___ Data section ___
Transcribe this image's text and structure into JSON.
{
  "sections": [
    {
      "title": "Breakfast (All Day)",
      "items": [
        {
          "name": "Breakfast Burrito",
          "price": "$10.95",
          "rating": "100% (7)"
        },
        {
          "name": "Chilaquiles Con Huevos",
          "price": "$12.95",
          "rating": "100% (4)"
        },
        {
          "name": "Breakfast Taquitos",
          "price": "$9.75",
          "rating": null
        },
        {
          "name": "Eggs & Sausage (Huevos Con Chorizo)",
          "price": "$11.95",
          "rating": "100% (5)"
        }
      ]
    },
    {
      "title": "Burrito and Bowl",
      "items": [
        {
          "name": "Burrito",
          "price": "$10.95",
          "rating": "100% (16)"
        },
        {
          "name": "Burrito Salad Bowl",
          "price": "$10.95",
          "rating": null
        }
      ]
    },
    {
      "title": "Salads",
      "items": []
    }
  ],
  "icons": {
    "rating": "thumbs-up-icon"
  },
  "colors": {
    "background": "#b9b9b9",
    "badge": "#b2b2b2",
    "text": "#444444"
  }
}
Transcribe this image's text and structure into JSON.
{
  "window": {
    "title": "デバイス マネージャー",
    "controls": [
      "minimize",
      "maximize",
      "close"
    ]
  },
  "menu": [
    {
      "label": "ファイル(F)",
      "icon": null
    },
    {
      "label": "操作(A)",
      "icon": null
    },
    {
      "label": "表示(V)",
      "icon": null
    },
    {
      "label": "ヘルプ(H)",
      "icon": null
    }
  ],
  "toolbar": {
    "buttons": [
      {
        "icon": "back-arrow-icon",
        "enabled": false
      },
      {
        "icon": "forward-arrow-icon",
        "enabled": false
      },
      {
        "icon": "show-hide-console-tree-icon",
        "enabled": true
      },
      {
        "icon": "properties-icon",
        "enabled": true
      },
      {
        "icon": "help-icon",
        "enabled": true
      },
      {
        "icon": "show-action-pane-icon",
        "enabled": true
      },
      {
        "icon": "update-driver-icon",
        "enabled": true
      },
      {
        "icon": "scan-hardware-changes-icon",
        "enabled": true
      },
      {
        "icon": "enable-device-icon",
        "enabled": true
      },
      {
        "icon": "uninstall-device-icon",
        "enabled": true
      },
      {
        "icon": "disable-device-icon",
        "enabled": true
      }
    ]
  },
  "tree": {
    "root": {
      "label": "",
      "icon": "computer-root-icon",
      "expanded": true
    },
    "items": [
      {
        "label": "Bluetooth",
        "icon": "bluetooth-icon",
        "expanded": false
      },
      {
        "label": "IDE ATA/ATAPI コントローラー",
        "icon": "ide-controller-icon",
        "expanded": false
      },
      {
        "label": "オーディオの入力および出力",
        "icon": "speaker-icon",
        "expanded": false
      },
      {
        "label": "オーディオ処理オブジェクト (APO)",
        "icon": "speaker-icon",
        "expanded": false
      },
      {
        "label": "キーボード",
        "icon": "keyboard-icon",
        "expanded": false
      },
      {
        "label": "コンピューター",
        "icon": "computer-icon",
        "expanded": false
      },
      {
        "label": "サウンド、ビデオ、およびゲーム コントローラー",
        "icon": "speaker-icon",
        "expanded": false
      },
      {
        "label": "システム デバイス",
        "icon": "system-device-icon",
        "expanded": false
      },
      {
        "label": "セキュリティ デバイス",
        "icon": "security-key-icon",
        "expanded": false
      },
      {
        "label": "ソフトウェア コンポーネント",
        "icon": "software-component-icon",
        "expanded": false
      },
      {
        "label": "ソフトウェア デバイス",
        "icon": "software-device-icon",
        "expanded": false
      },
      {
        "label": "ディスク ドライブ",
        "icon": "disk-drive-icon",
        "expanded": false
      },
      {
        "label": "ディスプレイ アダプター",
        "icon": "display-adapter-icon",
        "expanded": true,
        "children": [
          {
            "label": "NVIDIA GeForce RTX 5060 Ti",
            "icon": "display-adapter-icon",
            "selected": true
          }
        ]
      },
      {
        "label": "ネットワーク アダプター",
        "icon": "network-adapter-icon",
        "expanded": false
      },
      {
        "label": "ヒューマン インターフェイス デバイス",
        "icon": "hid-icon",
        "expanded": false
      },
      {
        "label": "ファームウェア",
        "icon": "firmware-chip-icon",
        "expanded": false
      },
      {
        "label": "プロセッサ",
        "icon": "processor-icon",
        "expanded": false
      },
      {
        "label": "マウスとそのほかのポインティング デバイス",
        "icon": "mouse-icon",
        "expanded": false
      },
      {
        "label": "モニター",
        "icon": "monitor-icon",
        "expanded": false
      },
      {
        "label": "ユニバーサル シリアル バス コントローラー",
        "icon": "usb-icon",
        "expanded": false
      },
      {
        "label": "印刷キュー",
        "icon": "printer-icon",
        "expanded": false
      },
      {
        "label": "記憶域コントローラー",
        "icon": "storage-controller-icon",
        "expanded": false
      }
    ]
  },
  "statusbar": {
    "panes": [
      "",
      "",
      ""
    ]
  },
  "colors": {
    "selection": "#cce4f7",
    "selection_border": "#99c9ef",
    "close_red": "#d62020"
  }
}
___
=== Exercise requirements ===
Extract the complete listing above, reproducing each line exactly.

=== Response ===
Transcribe this image's text and structure into JSON.
{
  "sections": [
    {
      "title": "Breakfast (All Day)",
      "items": [
        {
          "name": "Breakfast Burrito",
          "price": "$10.95",
          "rating": "100% (7)"
        },
        {
          "name": "Chilaquiles Con Huevos",
          "price": "$12.95",
          "rating": "100% (4)"
        },
        {
          "name": "Breakfast Taquitos",
          "price": "$9.75",
          "rating": null
        },
        {
          "name": "Eggs & Sausage (Huevos Con Chorizo)",
          "price": "$11.95",
          "rating": "100% (5)"
        }
      ]
    },
    {
      "title": "Burrito and Bowl",
      "items": [
        {
          "name": "Burrito",
          "price": "$10.95",
          "rating": "100% (16)"
        },
        {
          "name": "Burrito Salad Bowl",
          "price": "$10.95",
          "rating": null
        }
      ]
    },
    {
      "title": "Salads",
      "items": []
    }
  ],
  "icons": {
    "rating": "thumbs-up-icon"
  },
  "colors": {
    "background": "#b9b9b9",
    "badge": "#b2b2b2",
    "text": "#444444"
  }
}
Transcribe this image's text and structure into JSON.
{
  "window": {
    "title": "デバイス マネージャー",
    "controls": [
      "minimize",
      "maximize",
      "close"
    ]
  },
  "menu": [
    {
      "label": "ファイル(F)",
      "icon": null
    },
    {
      "label": "操作(A)",
      "icon": null
    },
    {
      "label": "表示(V)",
      "icon": null
    },
    {
      "label": "ヘルプ(H)",
      "icon": null
    }
  ],
  "toolbar": {
    "buttons": [
      {
        "icon": "back-arrow-icon",
        "enabled": false
      },
      {
        "icon": "forward-arrow-icon",
        "enabled": false
      },
      {
        "icon": "show-hide-console-tree-icon",
        "enabled": true
      },
      {
        "icon": "properties-icon",
        "enabled": true
      },
      {
        "icon": "help-icon",
        "enabled": true
      },
      {
        "icon": "show-action-pane-icon",
        "enabled": true
      },
      {
        "icon": "update-driver-icon",
        "enabled": true
      },
      {
        "icon": "scan-hardware-changes-icon",
        "enabled": true
      },
      {
        "icon": "enable-device-icon",
        "enabled": true
      },
      {
        "icon": "uninstall-device-icon",
        "enabled": true
      },
      {
        "icon": "disable-device-icon",
        "enabled": true
      }
    ]
  },
  "tree": {
    "root": {
      "label": "",
      "icon": "computer-root-icon",
      "expanded": true
    },
    "items": [
      {
        "label": "Bluetooth",
        "icon": "bluetooth-icon",
        "expanded": false
      },
      {
        "label": "IDE ATA/ATAPI コントローラー",
        "icon": "ide-controller-icon",
        "expanded": false
      },
      {
        "label": "オーディオの入力および出力",
        "icon": "speaker-icon",
        "expanded": false
      },
      {
        "label": "オーディオ処理オブジェクト (APO)",
        "icon": "speaker-icon",
        "expanded": false
      },
      {
        "label": "キーボード",
        "icon": "keyboard-icon",
        "expanded": false
      },
      {
        "label": "コンピューター",
        "icon": "computer-icon",
        "expanded": false
      },
      {
        "label": "サウンド、ビデオ、およびゲーム コントローラー",
        "icon": "speaker-icon",
        "expanded": false
      },
      {
        "label": "システム デバイス",
        "icon": "system-device-icon",
        "expanded": false
      },
      {
        "label": "セキュリティ デバイス",
        "icon": "security-key-icon",
        "expanded": false
      },
      {
        "label": "ソフトウェア コンポーネント",
        "icon": "software-component-icon",
        "expanded": false
      },
      {
        "label": "ソフトウェア デバイス",
        "icon": "software-device-icon",
        "expanded": false
      },
      {
        "label": "ディスク ドライブ",
        "icon": "disk-drive-icon",
        "expanded": false
      },
      {
        "label": "ディスプレイ アダプター",
        "icon": "display-adapter-icon",
        "expanded": true,
        "children": [
          {
            "label": "NVIDIA GeForce RTX 5060 Ti",
            "icon": "display-adapter-icon",
            "selected": true
          }
        ]
      },
      {
        "label": "ネットワーク アダプター",
        "icon": "network-adapter-icon",
        "expanded": false
      },
      {
        "label": "ヒューマン インターフェイス デバイス",
        "icon": "hid-icon",
        "expanded": false
      },
      {
        "label": "ファームウェア",
        "icon": "firmware-chip-icon",
        "expanded": false
      },
      {
        "label": "プロセッサ",
        "icon": "processor-icon",
        "expanded": false
      },
      {
        "label": "マウスとそのほかのポインティング デバイス",
        "icon": "mouse-icon",
        "expanded": false
      },
      {
        "label": "モニター",
        "icon": "monitor-icon",
        "expanded": false
      },
      {
        "label": "ユニバーサル シリアル バス コントローラー",
        "icon": "usb-icon",
        "expanded": false
      },
      {
        "label": "印刷キュー",
        "icon": "printer-icon",
        "expanded": false
      },
      {
        "label": "記憶域コントローラー",
        "icon": "storage-controller-icon",
        "expanded": false
      }
    ]
  },
  "statusbar": {
    "panes": [
      "",
      "",
      ""
    ]
  },
  "colors": {
    "selection": "#cce4f7",
    "selection_border": "#99c9ef",
    "close_red": "#d62020"
  }
}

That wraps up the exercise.